Pick out the lines in the listing below that contain the word "может" and copy them.
+++ EXCERPTED RECORDS
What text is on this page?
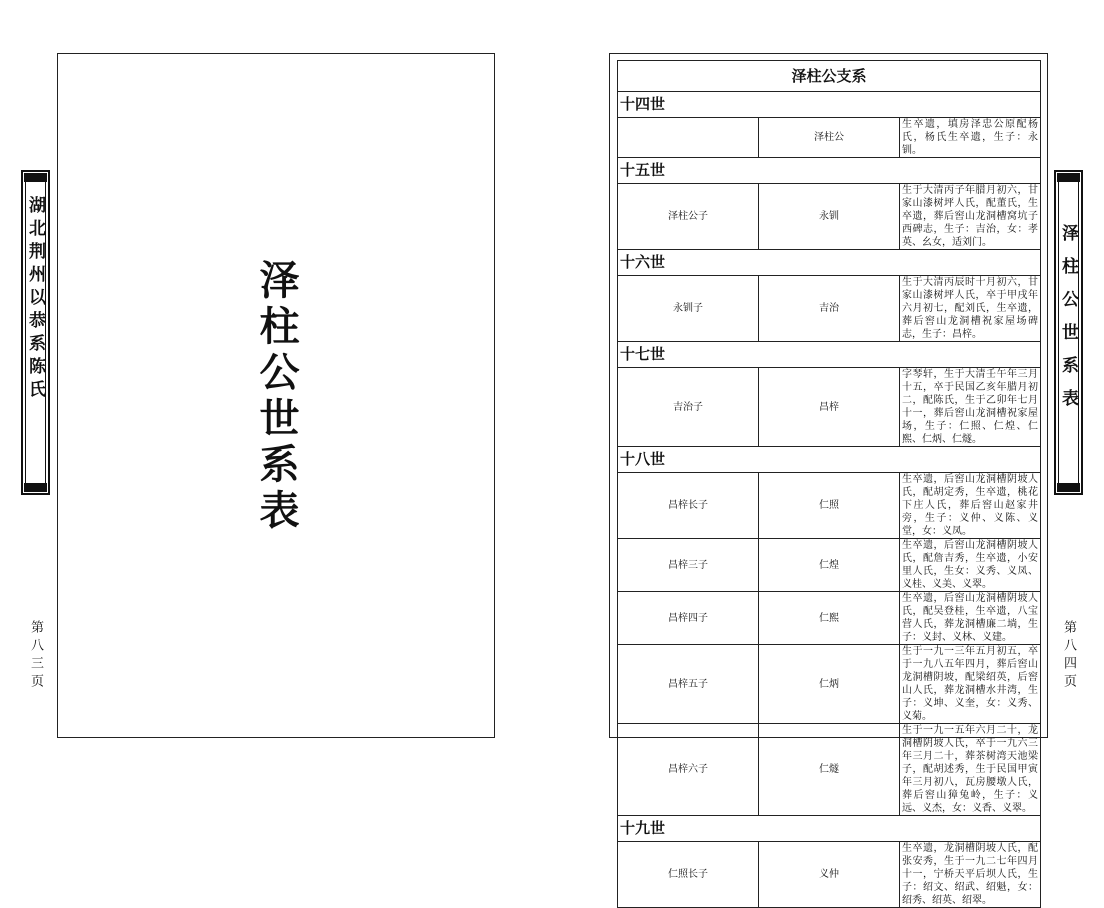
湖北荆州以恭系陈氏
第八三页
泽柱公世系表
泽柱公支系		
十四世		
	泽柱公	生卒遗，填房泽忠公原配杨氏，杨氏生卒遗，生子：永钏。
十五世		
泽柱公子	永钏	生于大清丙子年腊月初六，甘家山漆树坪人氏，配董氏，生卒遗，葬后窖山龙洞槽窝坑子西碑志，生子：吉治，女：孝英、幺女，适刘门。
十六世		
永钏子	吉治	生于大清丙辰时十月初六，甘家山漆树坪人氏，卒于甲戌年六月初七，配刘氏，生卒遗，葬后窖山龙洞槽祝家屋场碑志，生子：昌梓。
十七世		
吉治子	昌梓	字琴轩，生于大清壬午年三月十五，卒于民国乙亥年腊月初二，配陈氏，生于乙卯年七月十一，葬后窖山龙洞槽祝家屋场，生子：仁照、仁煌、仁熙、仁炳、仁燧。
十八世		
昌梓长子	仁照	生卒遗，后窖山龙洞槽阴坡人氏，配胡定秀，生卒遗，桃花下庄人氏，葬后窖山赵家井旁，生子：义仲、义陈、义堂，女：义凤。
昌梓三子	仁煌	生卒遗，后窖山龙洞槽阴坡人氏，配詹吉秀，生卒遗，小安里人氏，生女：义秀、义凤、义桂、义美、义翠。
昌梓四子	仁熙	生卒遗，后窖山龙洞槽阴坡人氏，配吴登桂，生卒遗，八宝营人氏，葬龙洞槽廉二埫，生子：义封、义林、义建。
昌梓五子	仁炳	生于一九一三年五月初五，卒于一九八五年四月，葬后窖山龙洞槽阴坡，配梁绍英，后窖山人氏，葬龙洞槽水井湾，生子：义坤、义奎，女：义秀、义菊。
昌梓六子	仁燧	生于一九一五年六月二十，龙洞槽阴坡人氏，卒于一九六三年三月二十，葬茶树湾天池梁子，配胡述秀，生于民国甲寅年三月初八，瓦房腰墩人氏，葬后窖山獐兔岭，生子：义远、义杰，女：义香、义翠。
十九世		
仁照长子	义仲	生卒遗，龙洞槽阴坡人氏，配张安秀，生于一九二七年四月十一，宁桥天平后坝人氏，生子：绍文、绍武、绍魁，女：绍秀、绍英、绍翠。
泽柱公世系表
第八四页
++++++
+++ EXCERPTED RECORDS
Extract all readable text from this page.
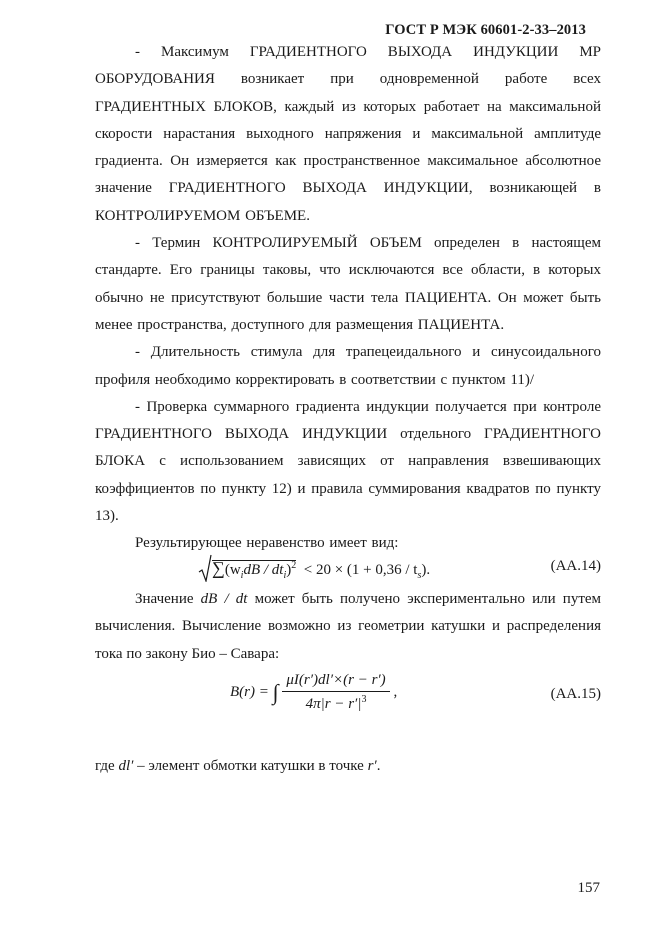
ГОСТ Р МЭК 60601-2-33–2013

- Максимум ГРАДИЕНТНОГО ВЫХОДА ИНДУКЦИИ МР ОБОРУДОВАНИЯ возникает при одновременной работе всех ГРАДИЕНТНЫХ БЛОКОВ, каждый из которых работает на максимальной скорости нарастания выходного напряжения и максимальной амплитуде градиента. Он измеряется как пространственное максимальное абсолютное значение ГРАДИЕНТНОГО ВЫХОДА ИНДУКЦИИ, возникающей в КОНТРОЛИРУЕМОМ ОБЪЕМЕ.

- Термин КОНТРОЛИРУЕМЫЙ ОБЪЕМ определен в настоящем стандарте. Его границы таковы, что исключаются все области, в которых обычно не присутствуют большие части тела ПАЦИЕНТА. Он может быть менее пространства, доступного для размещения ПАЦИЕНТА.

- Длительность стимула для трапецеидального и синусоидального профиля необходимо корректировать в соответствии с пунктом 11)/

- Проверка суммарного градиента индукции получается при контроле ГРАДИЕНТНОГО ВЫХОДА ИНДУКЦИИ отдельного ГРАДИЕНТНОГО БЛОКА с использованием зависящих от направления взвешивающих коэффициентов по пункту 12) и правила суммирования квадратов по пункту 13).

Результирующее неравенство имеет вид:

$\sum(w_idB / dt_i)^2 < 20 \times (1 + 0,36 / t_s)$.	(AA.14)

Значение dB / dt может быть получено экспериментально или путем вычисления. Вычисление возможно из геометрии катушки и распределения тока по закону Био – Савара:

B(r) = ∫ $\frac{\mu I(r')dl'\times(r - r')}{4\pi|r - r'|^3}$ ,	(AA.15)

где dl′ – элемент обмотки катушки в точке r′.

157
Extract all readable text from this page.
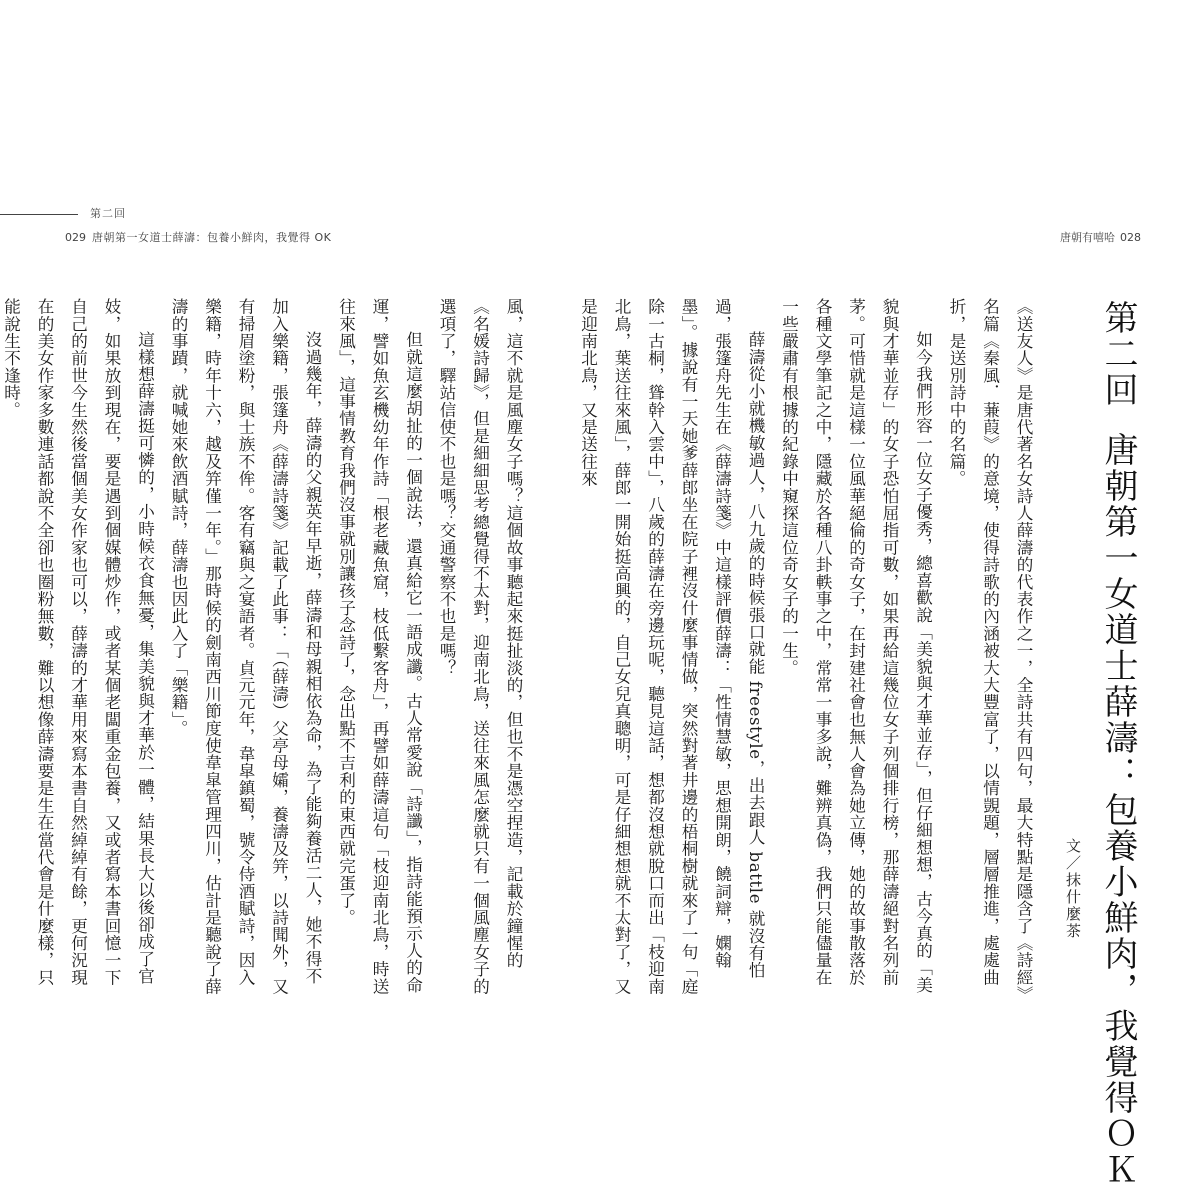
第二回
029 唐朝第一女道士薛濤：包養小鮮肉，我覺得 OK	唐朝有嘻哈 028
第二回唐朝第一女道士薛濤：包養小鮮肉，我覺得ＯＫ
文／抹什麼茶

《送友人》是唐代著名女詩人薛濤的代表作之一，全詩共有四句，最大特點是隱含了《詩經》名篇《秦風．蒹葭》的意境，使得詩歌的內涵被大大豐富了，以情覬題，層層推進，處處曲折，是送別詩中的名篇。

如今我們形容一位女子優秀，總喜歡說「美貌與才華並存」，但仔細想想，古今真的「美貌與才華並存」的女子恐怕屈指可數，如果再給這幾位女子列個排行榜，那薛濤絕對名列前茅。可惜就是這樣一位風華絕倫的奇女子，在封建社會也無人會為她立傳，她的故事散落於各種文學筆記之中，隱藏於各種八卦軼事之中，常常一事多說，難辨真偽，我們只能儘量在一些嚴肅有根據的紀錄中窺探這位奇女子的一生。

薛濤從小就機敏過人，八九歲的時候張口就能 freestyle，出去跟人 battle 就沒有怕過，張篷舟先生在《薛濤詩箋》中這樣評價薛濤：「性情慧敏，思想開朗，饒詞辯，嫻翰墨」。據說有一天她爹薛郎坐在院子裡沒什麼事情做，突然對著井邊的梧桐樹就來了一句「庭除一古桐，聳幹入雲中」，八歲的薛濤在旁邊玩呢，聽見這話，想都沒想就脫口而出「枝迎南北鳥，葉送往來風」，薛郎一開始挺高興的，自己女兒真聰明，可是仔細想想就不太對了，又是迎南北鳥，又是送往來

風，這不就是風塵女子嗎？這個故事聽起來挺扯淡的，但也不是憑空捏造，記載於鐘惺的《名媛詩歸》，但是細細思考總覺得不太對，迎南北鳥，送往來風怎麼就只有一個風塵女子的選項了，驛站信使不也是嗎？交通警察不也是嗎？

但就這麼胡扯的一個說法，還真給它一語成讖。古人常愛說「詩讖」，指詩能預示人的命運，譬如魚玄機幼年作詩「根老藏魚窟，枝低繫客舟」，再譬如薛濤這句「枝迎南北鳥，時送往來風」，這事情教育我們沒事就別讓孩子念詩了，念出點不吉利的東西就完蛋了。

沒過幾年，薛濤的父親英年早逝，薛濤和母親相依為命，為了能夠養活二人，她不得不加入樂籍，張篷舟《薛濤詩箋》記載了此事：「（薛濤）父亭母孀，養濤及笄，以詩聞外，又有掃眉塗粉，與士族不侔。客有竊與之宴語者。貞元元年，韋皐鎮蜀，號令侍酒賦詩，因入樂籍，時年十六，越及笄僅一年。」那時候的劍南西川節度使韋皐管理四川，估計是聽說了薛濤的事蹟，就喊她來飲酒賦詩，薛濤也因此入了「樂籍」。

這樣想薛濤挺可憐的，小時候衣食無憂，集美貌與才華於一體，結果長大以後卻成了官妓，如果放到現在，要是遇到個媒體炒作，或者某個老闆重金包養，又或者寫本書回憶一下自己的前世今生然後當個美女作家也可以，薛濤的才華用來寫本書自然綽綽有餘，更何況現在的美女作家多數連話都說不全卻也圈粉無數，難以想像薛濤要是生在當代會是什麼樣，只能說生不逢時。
++++++
+++ EXCERPTED RECORDS
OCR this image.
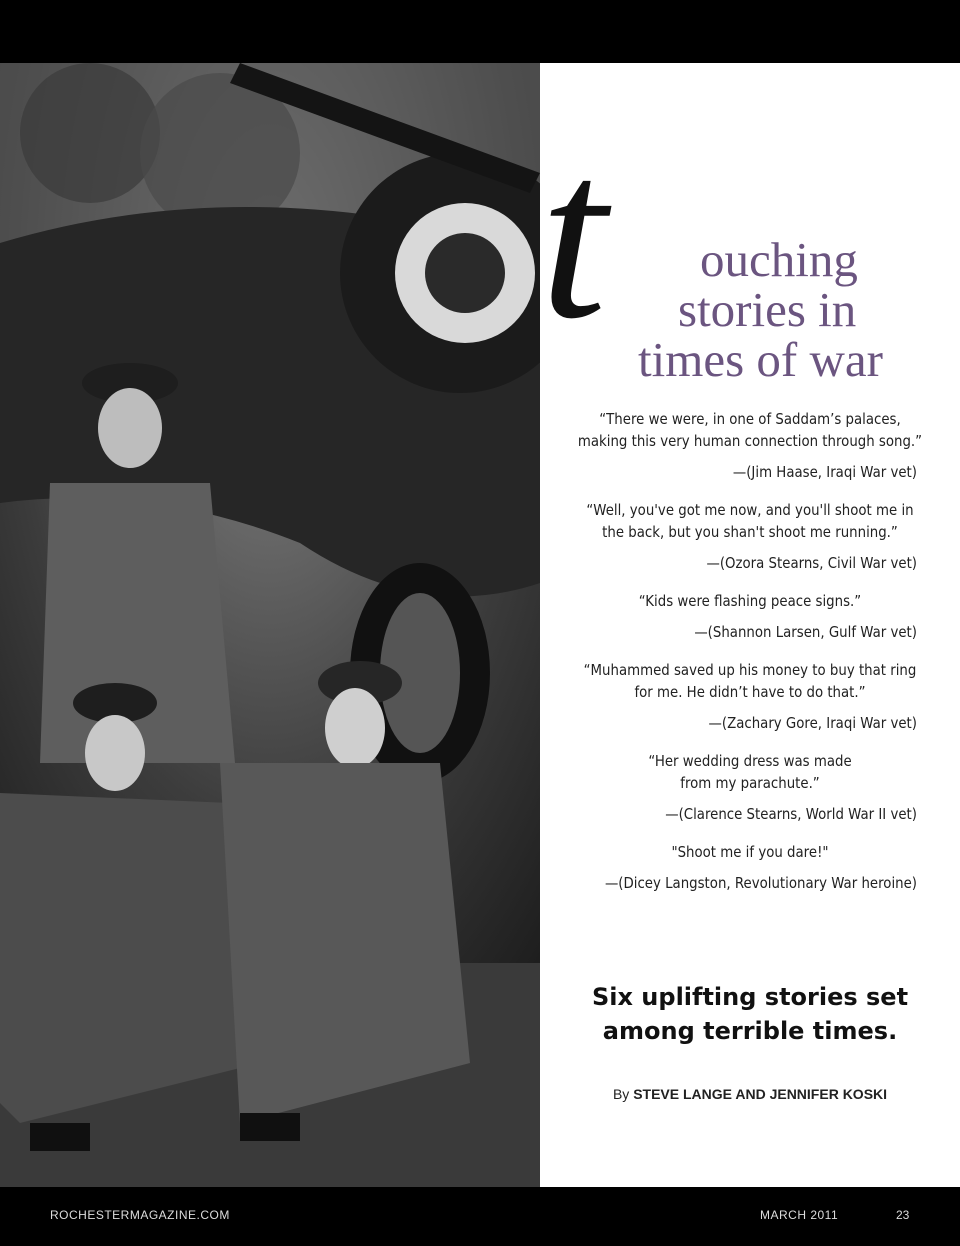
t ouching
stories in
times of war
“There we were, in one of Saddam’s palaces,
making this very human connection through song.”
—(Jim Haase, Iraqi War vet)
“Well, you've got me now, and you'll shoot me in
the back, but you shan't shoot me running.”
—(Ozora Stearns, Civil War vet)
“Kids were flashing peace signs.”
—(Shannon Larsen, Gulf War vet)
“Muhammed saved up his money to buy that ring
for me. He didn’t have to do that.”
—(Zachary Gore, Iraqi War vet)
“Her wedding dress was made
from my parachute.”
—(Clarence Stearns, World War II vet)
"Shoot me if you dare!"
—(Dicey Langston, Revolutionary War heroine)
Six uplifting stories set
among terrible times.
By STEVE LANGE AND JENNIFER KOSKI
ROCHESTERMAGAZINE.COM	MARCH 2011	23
++++++
OUTPUT OF THE EXERCISE
- Термин КОНТРОЛИРУЕМЫЙ ОБЪЕМ определен в настоящем стандарте. Его границы таковы, что исключаются все области, в которых обычно не присутствуют большие части тела ПАЦИЕНТА. Он может быть менее пространства, доступного для размещения ПАЦИЕНТА.
Значение dB / dt может быть получено экспериментально или путем вычисления. Вычисление возможно из геометрии катушки и распределения тока по закону Био – Савара:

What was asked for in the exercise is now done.